***** Records *****

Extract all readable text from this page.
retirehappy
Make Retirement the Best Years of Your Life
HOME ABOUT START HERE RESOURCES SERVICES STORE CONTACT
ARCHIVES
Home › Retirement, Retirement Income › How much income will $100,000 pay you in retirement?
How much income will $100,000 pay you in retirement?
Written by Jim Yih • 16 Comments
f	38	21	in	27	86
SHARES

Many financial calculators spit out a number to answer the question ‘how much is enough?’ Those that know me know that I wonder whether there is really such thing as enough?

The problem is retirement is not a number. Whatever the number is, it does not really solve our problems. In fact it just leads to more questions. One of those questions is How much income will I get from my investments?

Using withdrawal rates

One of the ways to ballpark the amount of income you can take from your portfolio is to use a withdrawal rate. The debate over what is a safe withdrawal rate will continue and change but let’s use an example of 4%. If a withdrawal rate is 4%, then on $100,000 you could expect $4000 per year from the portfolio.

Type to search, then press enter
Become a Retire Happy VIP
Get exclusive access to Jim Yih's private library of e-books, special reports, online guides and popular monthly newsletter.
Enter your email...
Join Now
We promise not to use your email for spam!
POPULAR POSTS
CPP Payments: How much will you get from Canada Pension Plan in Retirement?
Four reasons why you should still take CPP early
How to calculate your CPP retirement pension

*****
***** Records *****

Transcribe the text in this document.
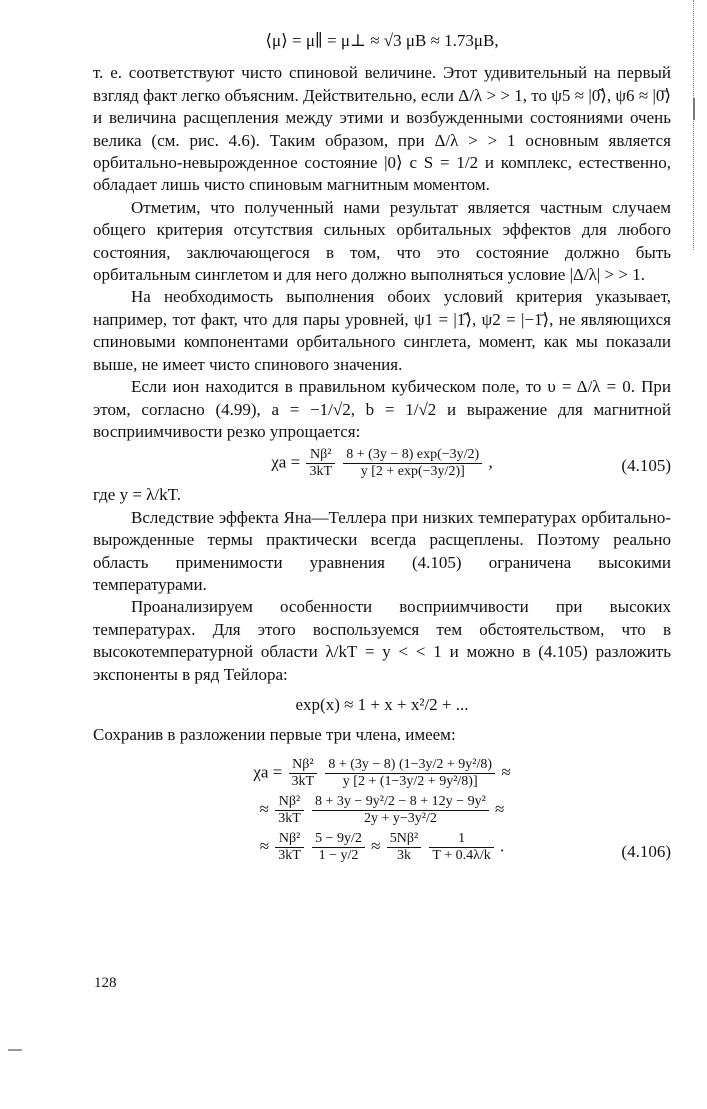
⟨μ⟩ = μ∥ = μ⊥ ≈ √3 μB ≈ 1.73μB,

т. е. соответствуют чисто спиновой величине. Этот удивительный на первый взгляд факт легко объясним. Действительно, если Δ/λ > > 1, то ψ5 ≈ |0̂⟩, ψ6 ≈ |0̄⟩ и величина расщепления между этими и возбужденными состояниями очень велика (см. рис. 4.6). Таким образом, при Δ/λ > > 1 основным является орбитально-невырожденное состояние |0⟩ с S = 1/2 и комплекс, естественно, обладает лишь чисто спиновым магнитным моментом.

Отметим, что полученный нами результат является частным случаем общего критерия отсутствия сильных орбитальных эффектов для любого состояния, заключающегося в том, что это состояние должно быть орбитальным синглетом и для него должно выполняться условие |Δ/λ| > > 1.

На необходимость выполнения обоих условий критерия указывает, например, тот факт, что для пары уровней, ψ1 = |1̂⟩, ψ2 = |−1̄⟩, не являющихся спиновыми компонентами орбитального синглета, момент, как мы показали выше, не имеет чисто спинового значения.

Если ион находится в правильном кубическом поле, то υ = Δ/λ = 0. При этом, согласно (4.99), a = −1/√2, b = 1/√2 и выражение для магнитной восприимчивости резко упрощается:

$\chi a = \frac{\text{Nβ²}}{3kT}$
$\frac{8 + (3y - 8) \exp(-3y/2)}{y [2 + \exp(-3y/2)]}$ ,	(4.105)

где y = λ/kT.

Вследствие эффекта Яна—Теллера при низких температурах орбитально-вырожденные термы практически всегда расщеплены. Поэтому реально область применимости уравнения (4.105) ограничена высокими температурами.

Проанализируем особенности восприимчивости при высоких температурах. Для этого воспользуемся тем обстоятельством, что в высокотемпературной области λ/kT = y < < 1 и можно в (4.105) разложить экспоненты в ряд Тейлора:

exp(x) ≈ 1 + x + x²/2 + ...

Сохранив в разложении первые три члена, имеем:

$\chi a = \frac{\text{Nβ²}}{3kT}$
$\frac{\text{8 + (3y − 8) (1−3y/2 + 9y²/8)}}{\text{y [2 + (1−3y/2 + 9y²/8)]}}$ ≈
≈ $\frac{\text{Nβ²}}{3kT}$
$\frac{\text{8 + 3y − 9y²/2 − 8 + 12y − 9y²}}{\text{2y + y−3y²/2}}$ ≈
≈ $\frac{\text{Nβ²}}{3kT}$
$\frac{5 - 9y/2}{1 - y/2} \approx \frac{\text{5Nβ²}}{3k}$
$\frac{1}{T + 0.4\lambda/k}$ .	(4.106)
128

*****

§ **What to work on**: Filter out every line that lacks the word "text", and copy the rest.

§ **Complete response**:
Extract all readable text from this page.
Transcribe the text in this document.
$\chi a = \frac{\text{Nβ²}}{3kT}$
$\chi a = \frac{\text{Nβ²}}{3kT}$
$\frac{\text{8 + (3y − 8) (1−3y/2 + 9y²/8)}}{\text{y [2 + (1−3y/2 + 9y²/8)]}}$ ≈
≈ $\frac{\text{Nβ²}}{3kT}$
$\frac{\text{8 + 3y − 9y²/2 − 8 + 12y − 9y²}}{\text{2y + y−3y²/2}}$ ≈
≈ $\frac{\text{Nβ²}}{3kT}$
$\frac{5 - 9y/2}{1 - y/2} \approx \frac{\text{5Nβ²}}{3k}$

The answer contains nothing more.